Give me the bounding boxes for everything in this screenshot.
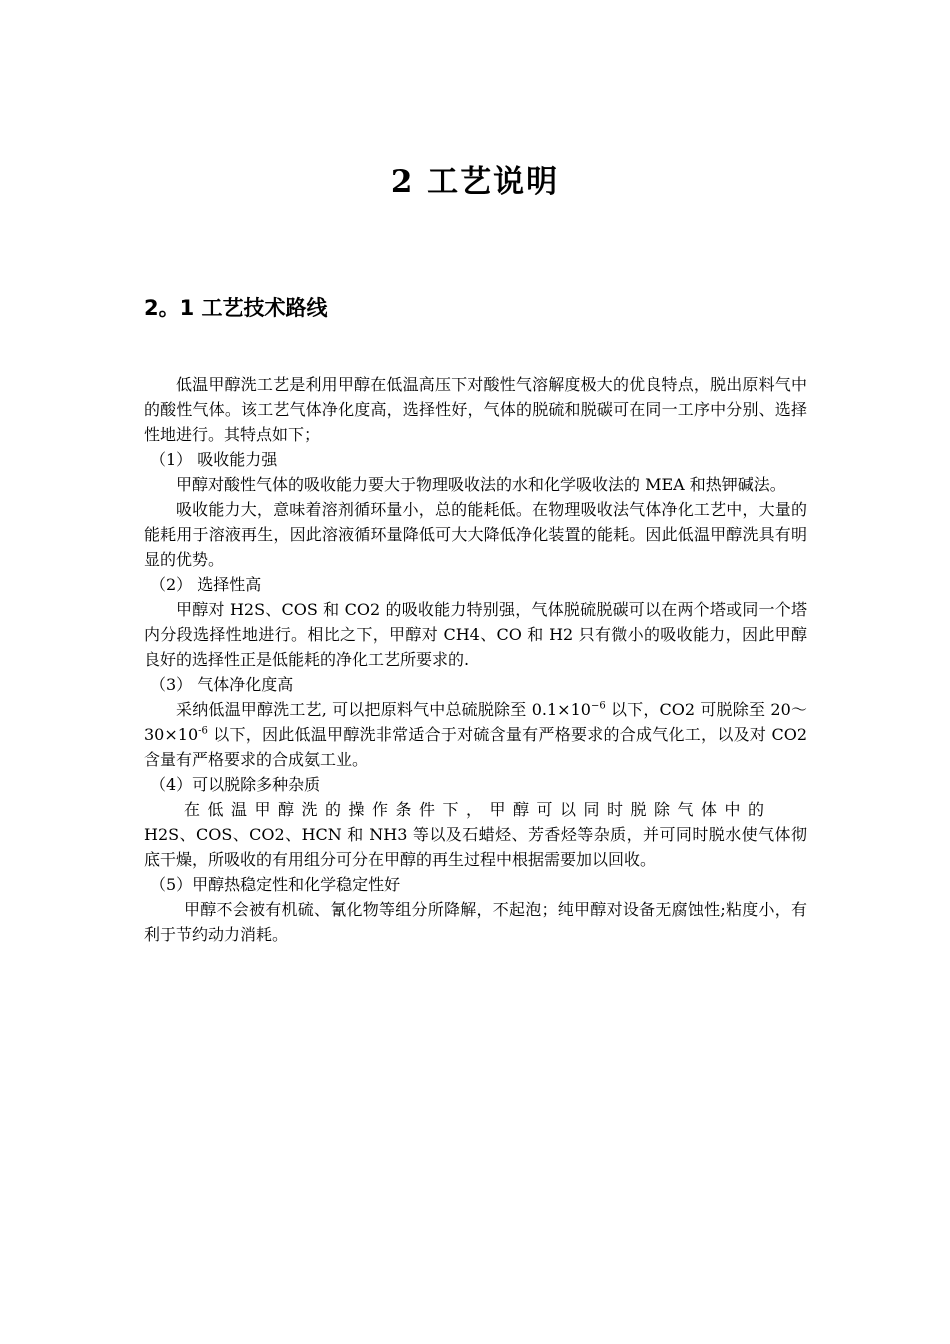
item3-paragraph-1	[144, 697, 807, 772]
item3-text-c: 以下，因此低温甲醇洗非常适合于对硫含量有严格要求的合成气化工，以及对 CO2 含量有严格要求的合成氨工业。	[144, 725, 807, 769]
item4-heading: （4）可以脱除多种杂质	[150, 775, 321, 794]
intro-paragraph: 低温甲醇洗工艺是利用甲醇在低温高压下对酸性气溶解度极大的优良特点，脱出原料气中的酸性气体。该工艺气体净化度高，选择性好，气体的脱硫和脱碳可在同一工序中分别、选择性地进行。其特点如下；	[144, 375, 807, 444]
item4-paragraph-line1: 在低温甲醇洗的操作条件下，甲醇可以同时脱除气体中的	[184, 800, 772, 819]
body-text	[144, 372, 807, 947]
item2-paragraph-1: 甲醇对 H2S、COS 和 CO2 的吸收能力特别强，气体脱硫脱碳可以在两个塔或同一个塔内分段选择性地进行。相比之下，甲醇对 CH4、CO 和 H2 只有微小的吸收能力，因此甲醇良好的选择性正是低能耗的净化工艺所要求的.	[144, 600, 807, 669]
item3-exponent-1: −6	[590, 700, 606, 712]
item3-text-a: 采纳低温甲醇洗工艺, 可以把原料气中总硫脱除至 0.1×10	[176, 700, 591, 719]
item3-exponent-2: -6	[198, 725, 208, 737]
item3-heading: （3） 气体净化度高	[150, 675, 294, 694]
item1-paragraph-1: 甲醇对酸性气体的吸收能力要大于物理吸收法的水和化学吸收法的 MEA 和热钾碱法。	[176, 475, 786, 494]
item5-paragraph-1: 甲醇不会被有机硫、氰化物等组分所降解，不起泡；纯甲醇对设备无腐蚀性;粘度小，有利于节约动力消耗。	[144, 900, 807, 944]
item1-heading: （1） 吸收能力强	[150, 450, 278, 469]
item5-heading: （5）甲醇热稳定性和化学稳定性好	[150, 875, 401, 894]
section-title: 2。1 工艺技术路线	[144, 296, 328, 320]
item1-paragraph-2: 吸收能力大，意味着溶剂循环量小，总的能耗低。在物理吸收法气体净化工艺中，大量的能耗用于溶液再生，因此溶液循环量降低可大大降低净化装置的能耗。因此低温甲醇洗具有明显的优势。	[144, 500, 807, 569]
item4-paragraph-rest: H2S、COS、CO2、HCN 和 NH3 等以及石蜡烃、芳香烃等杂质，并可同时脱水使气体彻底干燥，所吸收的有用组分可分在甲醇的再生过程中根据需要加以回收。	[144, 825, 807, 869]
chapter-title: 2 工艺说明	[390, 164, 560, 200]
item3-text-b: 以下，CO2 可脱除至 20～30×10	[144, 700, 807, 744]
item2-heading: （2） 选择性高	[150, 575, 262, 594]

+--

Task brief: List every line of the item above as a numbered list, skipping blank lines and leaving the picture out.

Problem solution:
1. Give me the bounding boxes for everything in this screenshot.
2. item3-paragraph-1	[144, 697, 807, 772]
3. item3-text-c: 以下，因此低温甲醇洗非常适合于对硫含量有严格要求的合成气化工，以及对 CO2 含量有严格要求的合成氨工业。	[144, 725, 807, 769]
4. item4-heading: （4）可以脱除多种杂质	[150, 775, 321, 794]
5. intro-paragraph: 低温甲醇洗工艺是利用甲醇在低温高压下对酸性气溶解度极大的优良特点，脱出原料气中的酸性气体。该工艺气体净化度高，选择性好，气体的脱硫和脱碳可在同一工序中分别、选择性地进行。其特点如下；	[144, 375, 807, 444]
6. item4-paragraph-line1: 在低温甲醇洗的操作条件下，甲醇可以同时脱除气体中的	[184, 800, 772, 819]
7. body-text	[144, 372, 807, 947]
8. item2-paragraph-1: 甲醇对 H2S、COS 和 CO2 的吸收能力特别强，气体脱硫脱碳可以在两个塔或同一个塔内分段选择性地进行。相比之下，甲醇对 CH4、CO 和 H2 只有微小的吸收能力，因此甲醇良好的选择性正是低能耗的净化工艺所要求的.	[144, 600, 807, 669]
9. item3-exponent-1: −6	[590, 700, 606, 712]
10. item3-text-a: 采纳低温甲醇洗工艺, 可以把原料气中总硫脱除至 0.1×10	[176, 700, 591, 719]
11. item3-exponent-2: -6	[198, 725, 208, 737]
12. item3-heading: （3） 气体净化度高	[150, 675, 294, 694]
13. item1-paragraph-1: 甲醇对酸性气体的吸收能力要大于物理吸收法的水和化学吸收法的 MEA 和热钾碱法。	[176, 475, 786, 494]
14. item5-paragraph-1: 甲醇不会被有机硫、氰化物等组分所降解，不起泡；纯甲醇对设备无腐蚀性;粘度小，有利于节约动力消耗。	[144, 900, 807, 944]
15. item1-heading: （1） 吸收能力强	[150, 450, 278, 469]
16. item5-heading: （5）甲醇热稳定性和化学稳定性好	[150, 875, 401, 894]
17. section-title: 2。1 工艺技术路线	[144, 296, 328, 320]
18. item1-paragraph-2: 吸收能力大，意味着溶剂循环量小，总的能耗低。在物理吸收法气体净化工艺中，大量的能耗用于溶液再生，因此溶液循环量降低可大大降低净化装置的能耗。因此低温甲醇洗具有明显的优势。	[144, 500, 807, 569]
19. item4-paragraph-rest: H2S、COS、CO2、HCN 和 NH3 等以及石蜡烃、芳香烃等杂质，并可同时脱水使气体彻底干燥，所吸收的有用组分可分在甲醇的再生过程中根据需要加以回收。	[144, 825, 807, 869]
20. chapter-title: 2 工艺说明	[390, 164, 560, 200]
21. item3-text-b: 以下，CO2 可脱除至 20～30×10	[144, 700, 807, 744]
22. item2-heading: （2） 选择性高	[150, 575, 262, 594]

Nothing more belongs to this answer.